### WHAT THE EXERCISE ASKS:
Locate each line with the string "giới" in the listing below and copy it.

### DATA ROWS:
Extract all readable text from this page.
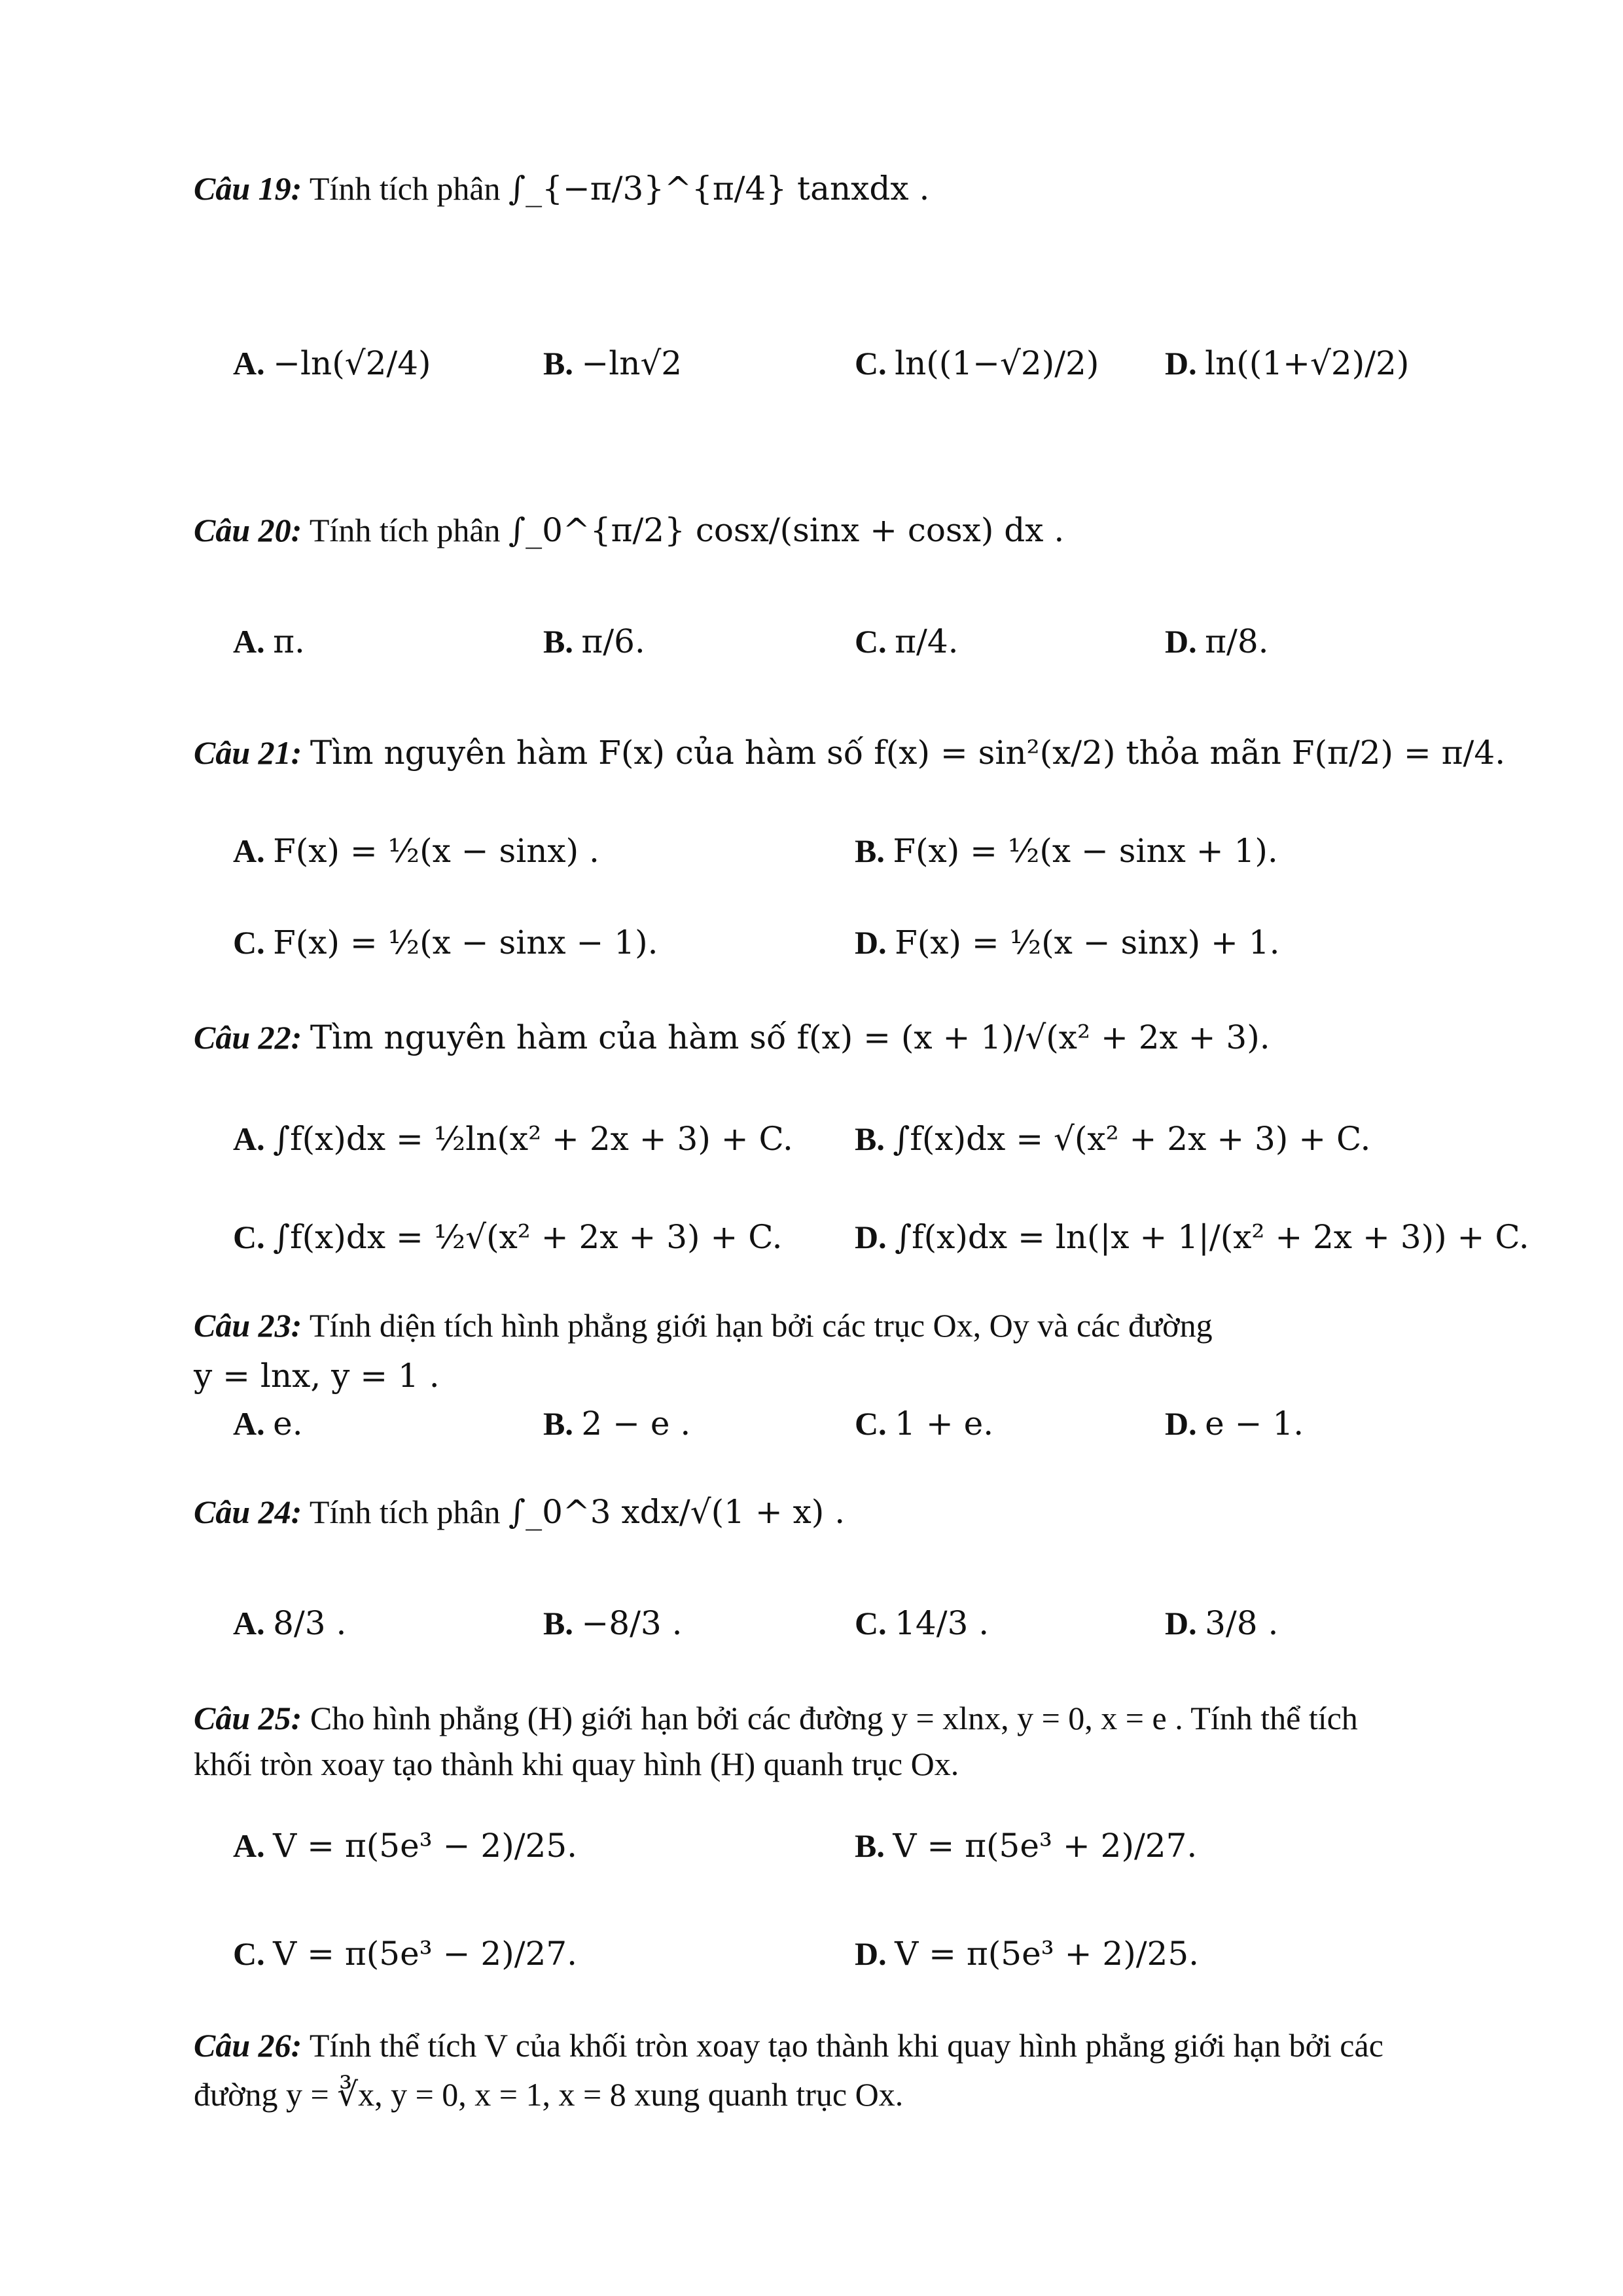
Câu 19: Tính tích phân ∫_{−π/3}^{π/4} tanxdx .
A. −ln(√2/4)	B. −ln√2	C. ln((1−√2)/2) D. ln((1+√2)/2)
Câu 20: Tính tích phân ∫_0^{π/2} cosx/(sinx + cosx) dx .
A. π.	B. π/6.	C. π/4.	D. π/8.
Câu 21: Tìm nguyên hàm F(x) của hàm số f(x) = sin²(x/2) thỏa mãn F(π/2) = π/4.
A. F(x) = ½(x − sinx) .	B. F(x) = ½(x − sinx + 1).
C. F(x) = ½(x − sinx − 1).	D. F(x) = ½(x − sinx) + 1.
Câu 22: Tìm nguyên hàm của hàm số f(x) = (x + 1)/√(x² + 2x + 3).
A. ∫f(x)dx = ½ln(x² + 2x + 3) + C. B. ∫f(x)dx = √(x² + 2x + 3) + C.
C. ∫f(x)dx = ½√(x² + 2x + 3) + C. D. ∫f(x)dx = ln(|x + 1|/(x² + 2x + 3)) + C.
Câu 23: Tính diện tích hình phẳng giới hạn bởi các trục Ox, Oy và các đường
y = lnx, y = 1 .
A. e.	B. 2 − e .	C. 1 + e.	D. e − 1.
Câu 24: Tính tích phân ∫_0^3 xdx/√(1 + x) .
A. 8/3 .	B. −8/3 .	C. 14/3 .	D. 3/8 .
Câu 25: Cho hình phẳng (H) giới hạn bởi các đường y = xlnx, y = 0, x = e . Tính thể tích
khối tròn xoay tạo thành khi quay hình (H) quanh trục Ox.
A. V = π(5e³ − 2)/25.	B. V = π(5e³ + 2)/27.
C. V = π(5e³ − 2)/27.	D. V = π(5e³ + 2)/25.
Câu 26: Tính thể tích V của khối tròn xoay tạo thành khi quay hình phẳng giới hạn bởi các
đường y = ∛x, y = 0, x = 1, x = 8 xung quanh trục Ox.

### SOLUTION TO THIS EXERCISE:
Câu 23: Tính diện tích hình phẳng giới hạn bởi các trục Ox, Oy và các đường
Câu 25: Cho hình phẳng (H) giới hạn bởi các đường y = xlnx, y = 0, x = e . Tính thể tích
Câu 26: Tính thể tích V của khối tròn xoay tạo thành khi quay hình phẳng giới hạn bởi các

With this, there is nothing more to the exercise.